Problem ▸
Find every line containing the word "name" and report the count, nothing more.

>> begin Material

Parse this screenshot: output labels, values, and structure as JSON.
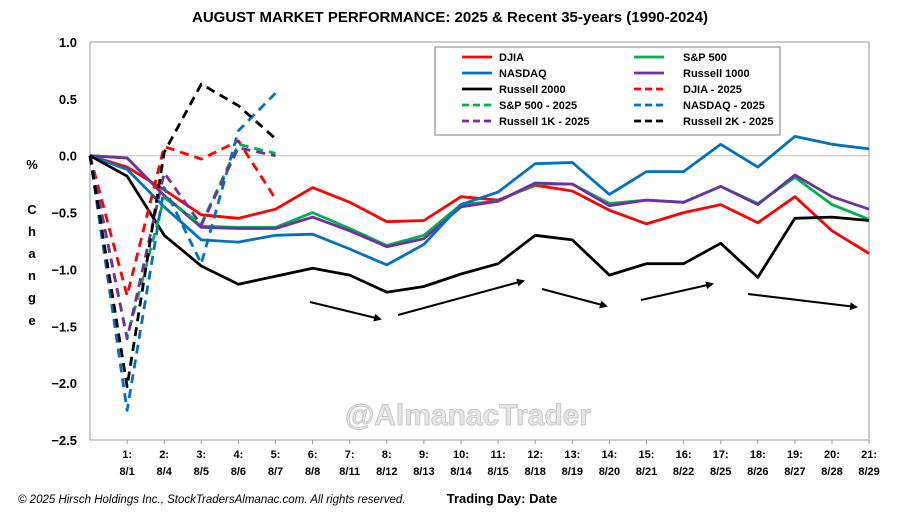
{
  "chart_data": {
    "type": "line",
    "title": "AUGUST MARKET PERFORMANCE: 2025 & Recent 35-years (1990-2024)",
    "ylabel": "% Change",
    "ylabel_chars": [
      "%",
      "C",
      "h",
      "a",
      "n",
      "g",
      "e"
    ],
    "xlabel": "Trading Day: Date",
    "ylim": [
      -2.5,
      1.0
    ],
    "yticks": [
      1.0,
      0.5,
      0.0,
      -0.5,
      -1.0,
      -1.5,
      -2.0,
      -2.5
    ],
    "ytick_labels": [
      "1.0",
      "0.5",
      "0.0",
      "−0.5",
      "−1.0",
      "−1.5",
      "−2.0",
      "−2.5"
    ],
    "x_day_labels": [
      "1:",
      "2:",
      "3:",
      "4:",
      "5:",
      "6:",
      "7:",
      "8:",
      "9:",
      "10:",
      "11:",
      "12:",
      "13:",
      "14:",
      "15:",
      "16:",
      "17:",
      "18:",
      "19:",
      "20:",
      "21:"
    ],
    "x_date_labels": [
      "8/1",
      "8/4",
      "8/5",
      "8/6",
      "8/7",
      "8/8",
      "8/11",
      "8/12",
      "8/13",
      "8/14",
      "8/15",
      "8/18",
      "8/19",
      "8/20",
      "8/21",
      "8/22",
      "8/25",
      "8/26",
      "8/27",
      "8/28",
      "8/29"
    ],
    "series": [
      {
        "name": "DJIA",
        "color": "#ff0000",
        "dashed": false,
        "values": [
          0.0,
          -0.1,
          -0.3,
          -0.52,
          -0.55,
          -0.47,
          -0.28,
          -0.41,
          -0.58,
          -0.57,
          -0.36,
          -0.39,
          -0.26,
          -0.31,
          -0.48,
          -0.6,
          -0.5,
          -0.43,
          -0.59,
          -0.36,
          -0.66,
          -0.86
        ]
      },
      {
        "name": "S&P 500",
        "color": "#00b050",
        "dashed": false,
        "values": [
          0.0,
          -0.02,
          -0.35,
          -0.62,
          -0.63,
          -0.63,
          -0.5,
          -0.64,
          -0.79,
          -0.7,
          -0.43,
          -0.4,
          -0.25,
          -0.25,
          -0.42,
          -0.39,
          -0.41,
          -0.27,
          -0.42,
          -0.19,
          -0.43,
          -0.56
        ]
      },
      {
        "name": "NASDAQ",
        "color": "#0070c0",
        "dashed": false,
        "values": [
          0.0,
          -0.12,
          -0.45,
          -0.74,
          -0.76,
          -0.7,
          -0.69,
          -0.82,
          -0.96,
          -0.78,
          -0.43,
          -0.32,
          -0.07,
          -0.06,
          -0.34,
          -0.14,
          -0.14,
          0.1,
          -0.1,
          0.17,
          0.1,
          0.06
        ]
      },
      {
        "name": "Russell 1000",
        "color": "#7030a0",
        "dashed": false,
        "values": [
          0.0,
          -0.02,
          -0.35,
          -0.63,
          -0.64,
          -0.64,
          -0.54,
          -0.66,
          -0.8,
          -0.73,
          -0.45,
          -0.4,
          -0.24,
          -0.25,
          -0.44,
          -0.39,
          -0.41,
          -0.27,
          -0.43,
          -0.17,
          -0.36,
          -0.47
        ]
      },
      {
        "name": "Russell 2000",
        "color": "#000000",
        "dashed": false,
        "values": [
          0.0,
          -0.18,
          -0.7,
          -0.97,
          -1.13,
          -1.06,
          -0.99,
          -1.05,
          -1.2,
          -1.15,
          -1.04,
          -0.95,
          -0.7,
          -0.74,
          -1.05,
          -0.95,
          -0.95,
          -0.77,
          -1.07,
          -0.55,
          -0.54,
          -0.57
        ]
      },
      {
        "name": "DJIA - 2025",
        "color": "#ff0000",
        "dashed": true,
        "values": [
          0.0,
          -1.23,
          0.08,
          -0.03,
          0.13,
          -0.38
        ]
      },
      {
        "name": "S&P 500 - 2025",
        "color": "#00b050",
        "dashed": true,
        "values": [
          0.0,
          -1.6,
          -0.37,
          -0.6,
          0.1,
          0.02
        ]
      },
      {
        "name": "NASDAQ - 2025",
        "color": "#0070c0",
        "dashed": true,
        "values": [
          0.0,
          -2.24,
          -0.28,
          -0.95,
          0.22,
          0.55
        ]
      },
      {
        "name": "Russell 1K - 2025",
        "color": "#7030a0",
        "dashed": true,
        "values": [
          0.0,
          -1.61,
          -0.15,
          -0.61,
          0.07,
          0.0
        ]
      },
      {
        "name": "Russell 2K - 2025",
        "color": "#000000",
        "dashed": true,
        "values": [
          0.0,
          -2.03,
          0.03,
          0.63,
          0.44,
          0.15
        ]
      }
    ],
    "legend_position": "top-center",
    "watermark": "@AlmanacTrader",
    "footer": "© 2025 Hirsch Holdings Inc., StockTradersAlmanac.com. All rights reserved."
  }
}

>> end Material

The result ▸
10